- **Given task**
Leave out the images and repeat the listing below without a single change.

## begin

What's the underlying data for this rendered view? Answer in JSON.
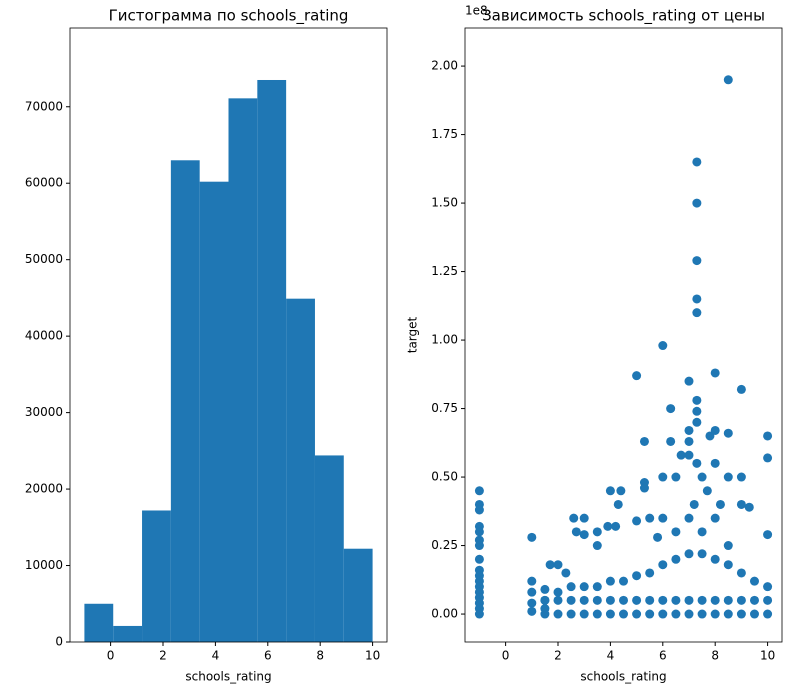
{
  "chart_data": [
    {
      "type": "histogram",
      "title": "Гистограмма по schools_rating",
      "x_label": "schools_rating",
      "color": "#1f77b4",
      "bins": [
        -1,
        0.1,
        1.2,
        2.3,
        3.4,
        4.5,
        5.6,
        6.7,
        7.8,
        8.9,
        10
      ],
      "values": [
        5000,
        2100,
        17200,
        63000,
        60200,
        71100,
        73500,
        44900,
        24400,
        12200
      ],
      "xlim": [
        -1.55,
        10.55
      ],
      "xticks": [
        0,
        2,
        4,
        6,
        8,
        10
      ],
      "ylim": [
        0,
        80300
      ],
      "yticks": [
        0,
        10000,
        20000,
        30000,
        40000,
        50000,
        60000,
        70000
      ]
    },
    {
      "type": "scatter",
      "title": "Зависимость schools_rating от цены",
      "x_label": "schools_rating",
      "y_label": "target",
      "y_offset_label": "1e8",
      "color": "#1f77b4",
      "x": [
        -1,
        -1,
        -1,
        -1,
        -1,
        -1,
        -1,
        -1,
        -1,
        -1,
        -1,
        -1,
        -1,
        -1,
        -1,
        -1,
        -1,
        1,
        1,
        1,
        1,
        1,
        1.5,
        1.5,
        1.7,
        2,
        2.3,
        2.6,
        2.7,
        3,
        3,
        3.5,
        3.5,
        3.9,
        4,
        4.2,
        4.3,
        4.4,
        5,
        5,
        5.3,
        5.3,
        5.3,
        5.5,
        5.8,
        6,
        6,
        6,
        6.3,
        6.3,
        6.5,
        6.7,
        7,
        7,
        7,
        7,
        7.3,
        7.3,
        7.3,
        7.3,
        7.3,
        7.3,
        7.3,
        7.3,
        7.3,
        7.5,
        7.8,
        8,
        8,
        8,
        8.5,
        8.5,
        8.5,
        9,
        9,
        9,
        9.3,
        10,
        10,
        10,
        1.5,
        2,
        2.5,
        3,
        3.5,
        4,
        4.5,
        5,
        5.5,
        6,
        6.5,
        7,
        7.5,
        8,
        8.5,
        9,
        9.5,
        10,
        1.5,
        2,
        2.5,
        3,
        3.5,
        4,
        4.5,
        5,
        5.5,
        6,
        6.5,
        7,
        7.5,
        8,
        8.5,
        9,
        9.5,
        10,
        1.5,
        2,
        2.5,
        3,
        3.5,
        4,
        4.5,
        5,
        5.5,
        6,
        6.5,
        7,
        7.5,
        8,
        8.5,
        9,
        9.5,
        10,
        6.5,
        7,
        7.2,
        7.5,
        7.7,
        8,
        8.2,
        8.5
      ],
      "values": [
        45000000,
        40000000,
        38000000,
        32000000,
        30000000,
        27000000,
        25000000,
        20000000,
        16000000,
        14000000,
        12000000,
        10000000,
        8000000,
        6000000,
        4000000,
        2000000,
        0,
        28000000,
        12000000,
        8000000,
        4000000,
        1000000,
        9000000,
        5000000,
        18000000,
        18000000,
        15000000,
        35000000,
        30000000,
        35000000,
        29000000,
        25000000,
        30000000,
        32000000,
        45000000,
        32000000,
        40000000,
        45000000,
        87000000,
        34000000,
        63000000,
        48000000,
        46000000,
        35000000,
        28000000,
        98000000,
        50000000,
        35000000,
        75000000,
        63000000,
        50000000,
        58000000,
        85000000,
        67000000,
        63000000,
        58000000,
        165000000,
        150000000,
        129000000,
        115000000,
        110000000,
        78000000,
        74000000,
        70000000,
        55000000,
        50000000,
        65000000,
        55000000,
        67000000,
        88000000,
        195000000,
        66000000,
        50000000,
        82000000,
        50000000,
        40000000,
        39000000,
        65000000,
        57000000,
        29000000,
        0,
        0,
        0,
        0,
        0,
        0,
        0,
        0,
        0,
        0,
        0,
        0,
        0,
        0,
        0,
        0,
        0,
        0,
        5000000,
        5000000,
        5000000,
        5000000,
        5000000,
        5000000,
        5000000,
        5000000,
        5000000,
        5000000,
        5000000,
        5000000,
        5000000,
        5000000,
        5000000,
        5000000,
        5000000,
        5000000,
        2000000,
        8000000,
        10000000,
        10000000,
        10000000,
        12000000,
        12000000,
        14000000,
        15000000,
        18000000,
        20000000,
        22000000,
        22000000,
        20000000,
        18000000,
        15000000,
        12000000,
        10000000,
        30000000,
        35000000,
        40000000,
        30000000,
        45000000,
        35000000,
        40000000,
        25000000
      ],
      "xlim": [
        -1.55,
        10.55
      ],
      "xticks": [
        0,
        2,
        4,
        6,
        8,
        10
      ],
      "ylim": [
        -10200000,
        213900000
      ],
      "yticks": [
        {
          "value": 0,
          "label": "0.00"
        },
        {
          "value": 25000000,
          "label": "0.25"
        },
        {
          "value": 50000000,
          "label": "0.50"
        },
        {
          "value": 75000000,
          "label": "0.75"
        },
        {
          "value": 100000000,
          "label": "1.00"
        },
        {
          "value": 125000000,
          "label": "1.25"
        },
        {
          "value": 150000000,
          "label": "1.50"
        },
        {
          "value": 175000000,
          "label": "1.75"
        },
        {
          "value": 200000000,
          "label": "2.00"
        }
      ]
    }
  ]
}
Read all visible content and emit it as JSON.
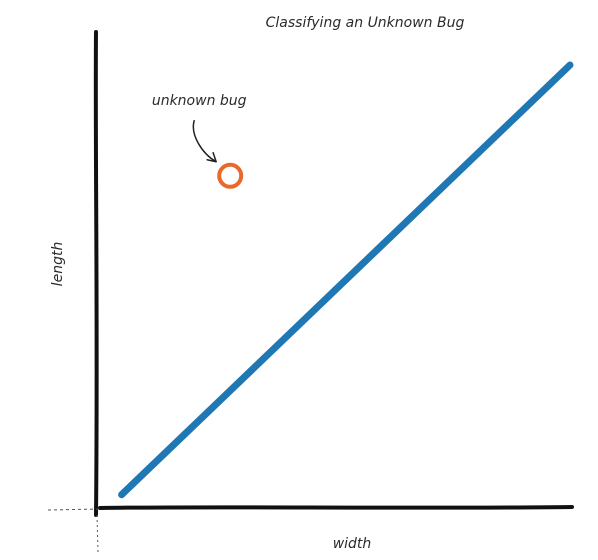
{
  "chart_data": {
    "type": "scatter",
    "title": "Classifying an Unknown Bug",
    "xlabel": "width",
    "ylabel": "length",
    "grid": false,
    "series": [
      {
        "kind": "line",
        "color": "#1f77b4",
        "x": [
          0.05,
          1.0
        ],
        "y": [
          0.03,
          1.0
        ]
      },
      {
        "kind": "point",
        "color": "#e8692a",
        "x": [
          0.28
        ],
        "y": [
          0.75
        ]
      }
    ],
    "annotations": [
      {
        "text": "unknown bug",
        "target_series": 1,
        "target_index": 0
      }
    ]
  }
}
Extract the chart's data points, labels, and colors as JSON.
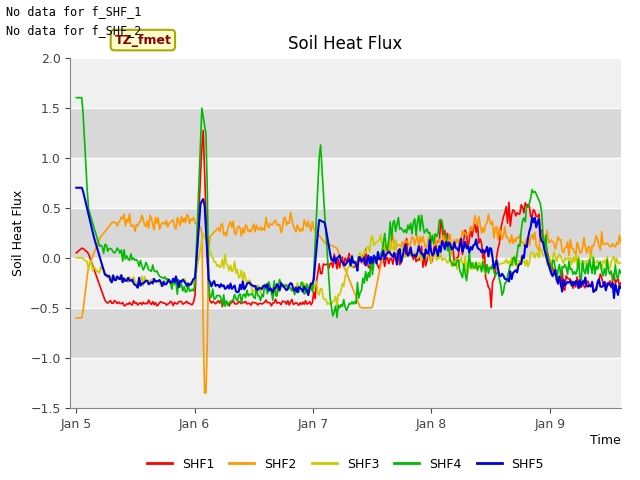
{
  "title": "Soil Heat Flux",
  "ylabel": "Soil Heat Flux",
  "xlabel": "Time",
  "ylim": [
    -1.5,
    2.0
  ],
  "yticks": [
    -1.5,
    -1.0,
    -0.5,
    0.0,
    0.5,
    1.0,
    1.5,
    2.0
  ],
  "colors": {
    "SHF1": "#ff0000",
    "SHF2": "#ff9900",
    "SHF3": "#cccc00",
    "SHF4": "#00bb00",
    "SHF5": "#0000dd"
  },
  "legend_labels": [
    "SHF1",
    "SHF2",
    "SHF3",
    "SHF4",
    "SHF5"
  ],
  "no_data_text": [
    "No data for f_SHF_1",
    "No data for f_SHF_2"
  ],
  "tz_label": "TZ_fmet",
  "figure_bg": "#ffffff",
  "axes_bg_light": "#f0f0f0",
  "axes_bg_dark": "#d8d8d8",
  "grid_color": "#ffffff",
  "xtick_labels": [
    "Jan 5",
    "Jan 6",
    "Jan 7",
    "Jan 8",
    "Jan 9"
  ],
  "n_points": 400,
  "seed": 42
}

## end

- **Written reply**
What's the underlying data for this rendered view? Answer in JSON.
{
  "chart_data": [
    {
      "type": "histogram",
      "title": "Гистограмма по schools_rating",
      "x_label": "schools_rating",
      "color": "#1f77b4",
      "bins": [
        -1,
        0.1,
        1.2,
        2.3,
        3.4,
        4.5,
        5.6,
        6.7,
        7.8,
        8.9,
        10
      ],
      "values": [
        5000,
        2100,
        17200,
        63000,
        60200,
        71100,
        73500,
        44900,
        24400,
        12200
      ],
      "xlim": [
        -1.55,
        10.55
      ],
      "xticks": [
        0,
        2,
        4,
        6,
        8,
        10
      ],
      "ylim": [
        0,
        80300
      ],
      "yticks": [
        0,
        10000,
        20000,
        30000,
        40000,
        50000,
        60000,
        70000
      ]
    },
    {
      "type": "scatter",
      "title": "Зависимость schools_rating от цены",
      "x_label": "schools_rating",
      "y_label": "target",
      "y_offset_label": "1e8",
      "color": "#1f77b4",
      "x": [
        -1,
        -1,
        -1,
        -1,
        -1,
        -1,
        -1,
        -1,
        -1,
        -1,
        -1,
        -1,
        -1,
        -1,
        -1,
        -1,
        -1,
        1,
        1,
        1,
        1,
        1,
        1.5,
        1.5,
        1.7,
        2,
        2.3,
        2.6,
        2.7,
        3,
        3,
        3.5,
        3.5,
        3.9,
        4,
        4.2,
        4.3,
        4.4,
        5,
        5,
        5.3,
        5.3,
        5.3,
        5.5,
        5.8,
        6,
        6,
        6,
        6.3,
        6.3,
        6.5,
        6.7,
        7,
        7,
        7,
        7,
        7.3,
        7.3,
        7.3,
        7.3,
        7.3,
        7.3,
        7.3,
        7.3,
        7.3,
        7.5,
        7.8,
        8,
        8,
        8,
        8.5,
        8.5,
        8.5,
        9,
        9,
        9,
        9.3,
        10,
        10,
        10,
        1.5,
        2,
        2.5,
        3,
        3.5,
        4,
        4.5,
        5,
        5.5,
        6,
        6.5,
        7,
        7.5,
        8,
        8.5,
        9,
        9.5,
        10,
        1.5,
        2,
        2.5,
        3,
        3.5,
        4,
        4.5,
        5,
        5.5,
        6,
        6.5,
        7,
        7.5,
        8,
        8.5,
        9,
        9.5,
        10,
        1.5,
        2,
        2.5,
        3,
        3.5,
        4,
        4.5,
        5,
        5.5,
        6,
        6.5,
        7,
        7.5,
        8,
        8.5,
        9,
        9.5,
        10,
        6.5,
        7,
        7.2,
        7.5,
        7.7,
        8,
        8.2,
        8.5
      ],
      "values": [
        45000000,
        40000000,
        38000000,
        32000000,
        30000000,
        27000000,
        25000000,
        20000000,
        16000000,
        14000000,
        12000000,
        10000000,
        8000000,
        6000000,
        4000000,
        2000000,
        0,
        28000000,
        12000000,
        8000000,
        4000000,
        1000000,
        9000000,
        5000000,
        18000000,
        18000000,
        15000000,
        35000000,
        30000000,
        35000000,
        29000000,
        25000000,
        30000000,
        32000000,
        45000000,
        32000000,
        40000000,
        45000000,
        87000000,
        34000000,
        63000000,
        48000000,
        46000000,
        35000000,
        28000000,
        98000000,
        50000000,
        35000000,
        75000000,
        63000000,
        50000000,
        58000000,
        85000000,
        67000000,
        63000000,
        58000000,
        165000000,
        150000000,
        129000000,
        115000000,
        110000000,
        78000000,
        74000000,
        70000000,
        55000000,
        50000000,
        65000000,
        55000000,
        67000000,
        88000000,
        195000000,
        66000000,
        50000000,
        82000000,
        50000000,
        40000000,
        39000000,
        65000000,
        57000000,
        29000000,
        0,
        0,
        0,
        0,
        0,
        0,
        0,
        0,
        0,
        0,
        0,
        0,
        0,
        0,
        0,
        0,
        0,
        0,
        5000000,
        5000000,
        5000000,
        5000000,
        5000000,
        5000000,
        5000000,
        5000000,
        5000000,
        5000000,
        5000000,
        5000000,
        5000000,
        5000000,
        5000000,
        5000000,
        5000000,
        5000000,
        2000000,
        8000000,
        10000000,
        10000000,
        10000000,
        12000000,
        12000000,
        14000000,
        15000000,
        18000000,
        20000000,
        22000000,
        22000000,
        20000000,
        18000000,
        15000000,
        12000000,
        10000000,
        30000000,
        35000000,
        40000000,
        30000000,
        45000000,
        35000000,
        40000000,
        25000000
      ],
      "xlim": [
        -1.55,
        10.55
      ],
      "xticks": [
        0,
        2,
        4,
        6,
        8,
        10
      ],
      "ylim": [
        -10200000,
        213900000
      ],
      "yticks": [
        {
          "value": 0,
          "label": "0.00"
        },
        {
          "value": 25000000,
          "label": "0.25"
        },
        {
          "value": 50000000,
          "label": "0.50"
        },
        {
          "value": 75000000,
          "label": "0.75"
        },
        {
          "value": 100000000,
          "label": "1.00"
        },
        {
          "value": 125000000,
          "label": "1.25"
        },
        {
          "value": 150000000,
          "label": "1.50"
        },
        {
          "value": 175000000,
          "label": "1.75"
        },
        {
          "value": 200000000,
          "label": "2.00"
        }
      ]
    }
  ]
}
Read all visible content and emit it as JSON.
{
  "chart_data": {
    "type": "scatter",
    "title": "Classifying an Unknown Bug",
    "xlabel": "width",
    "ylabel": "length",
    "grid": false,
    "series": [
      {
        "kind": "line",
        "color": "#1f77b4",
        "x": [
          0.05,
          1.0
        ],
        "y": [
          0.03,
          1.0
        ]
      },
      {
        "kind": "point",
        "color": "#e8692a",
        "x": [
          0.28
        ],
        "y": [
          0.75
        ]
      }
    ],
    "annotations": [
      {
        "text": "unknown bug",
        "target_series": 1,
        "target_index": 0
      }
    ]
  }
}
Extract the chart's data points, labels, and colors as JSON.
{
  "title": "Soil Heat Flux",
  "ylabel": "Soil Heat Flux",
  "xlabel": "Time",
  "ylim": [
    -1.5,
    2.0
  ],
  "yticks": [
    -1.5,
    -1.0,
    -0.5,
    0.0,
    0.5,
    1.0,
    1.5,
    2.0
  ],
  "colors": {
    "SHF1": "#ff0000",
    "SHF2": "#ff9900",
    "SHF3": "#cccc00",
    "SHF4": "#00bb00",
    "SHF5": "#0000dd"
  },
  "legend_labels": [
    "SHF1",
    "SHF2",
    "SHF3",
    "SHF4",
    "SHF5"
  ],
  "no_data_text": [
    "No data for f_SHF_1",
    "No data for f_SHF_2"
  ],
  "tz_label": "TZ_fmet",
  "figure_bg": "#ffffff",
  "axes_bg_light": "#f0f0f0",
  "axes_bg_dark": "#d8d8d8",
  "grid_color": "#ffffff",
  "xtick_labels": [
    "Jan 5",
    "Jan 6",
    "Jan 7",
    "Jan 8",
    "Jan 9"
  ],
  "n_points": 400,
  "seed": 42
}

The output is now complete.